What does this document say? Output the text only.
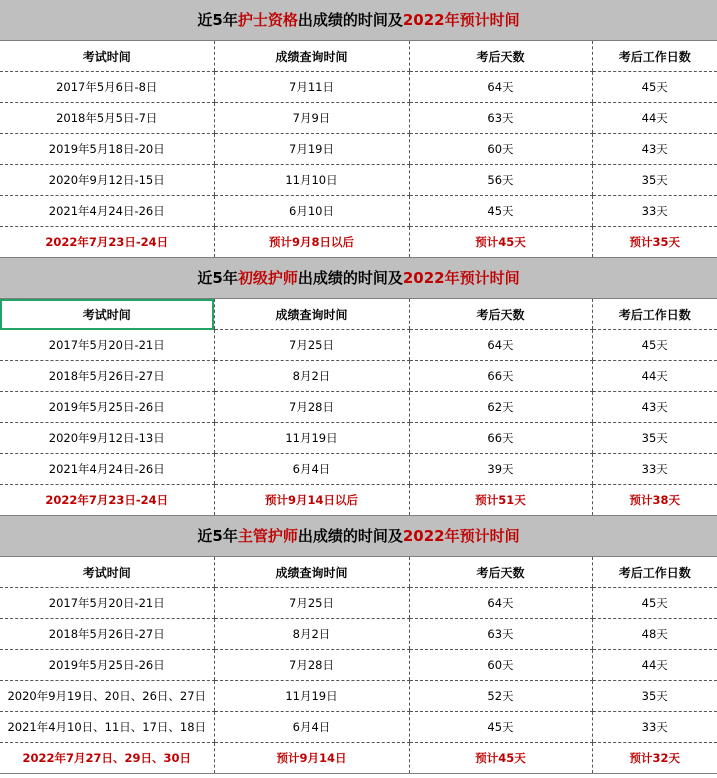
近5年护士资格出成绩的时间及2022年预计时间
考试时间	成绩查询时间	考后天数	考后工作日数
2017年5月6日-8日	7月11日	64天	45天
2018年5月5日-7日	7月9日	63天	44天
2019年5月18日-20日	7月19日	60天	43天
2020年9月12日-15日	11月10日	56天	35天
2021年4月24日-26日	6月10日	45天	33天
2022年7月23日-24日	预计9月8日以后	预计45天	预计35天
近5年初级护师出成绩的时间及2022年预计时间
考试时间	成绩查询时间	考后天数	考后工作日数
2017年5月20日-21日	7月25日	64天	45天
2018年5月26日-27日	8月2日	66天	44天
2019年5月25日-26日	7月28日	62天	43天
2020年9月12日-13日	11月19日	66天	35天
2021年4月24日-26日	6月4日	39天	33天
2022年7月23日-24日	预计9月14日以后	预计51天	预计38天
近5年主管护师出成绩的时间及2022年预计时间
考试时间	成绩查询时间	考后天数	考后工作日数
2017年5月20日-21日	7月25日	64天	45天
2018年5月26日-27日	8月2日	63天	48天
2019年5月25日-26日	7月28日	60天	44天
2020年9月19日、20日、26日、27日	11月19日	52天	35天
2021年4月10日、11日、17日、18日	6月4日	45天	33天
2022年7月27日、29日、30日	预计9月14日	预计45天	预计32天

^^^^^^^^^^^^^^^^

▶ _What is asked_:
Copy out all the entries exactly. Images stay out of the copy.

▶ _Task output_:
What does this document say? Output the text only.
近5年护士资格出成绩的时间及2022年预计时间
考试时间	成绩查询时间	考后天数	考后工作日数
2017年5月6日-8日	7月11日	64天	45天
2018年5月5日-7日	7月9日	63天	44天
2019年5月18日-20日	7月19日	60天	43天
2020年9月12日-15日	11月10日	56天	35天
2021年4月24日-26日	6月10日	45天	33天
2022年7月23日-24日	预计9月8日以后	预计45天	预计35天
近5年初级护师出成绩的时间及2022年预计时间
考试时间	成绩查询时间	考后天数	考后工作日数
2017年5月20日-21日	7月25日	64天	45天
2018年5月26日-27日	8月2日	66天	44天
2019年5月25日-26日	7月28日	62天	43天
2020年9月12日-13日	11月19日	66天	35天
2021年4月24日-26日	6月4日	39天	33天
2022年7月23日-24日	预计9月14日以后	预计51天	预计38天
近5年主管护师出成绩的时间及2022年预计时间
考试时间	成绩查询时间	考后天数	考后工作日数
2017年5月20日-21日	7月25日	64天	45天
2018年5月26日-27日	8月2日	63天	48天
2019年5月25日-26日	7月28日	60天	44天
2020年9月19日、20日、26日、27日	11月19日	52天	35天
2021年4月10日、11日、17日、18日	6月4日	45天	33天
2022年7月27日、29日、30日	预计9月14日	预计45天	预计32天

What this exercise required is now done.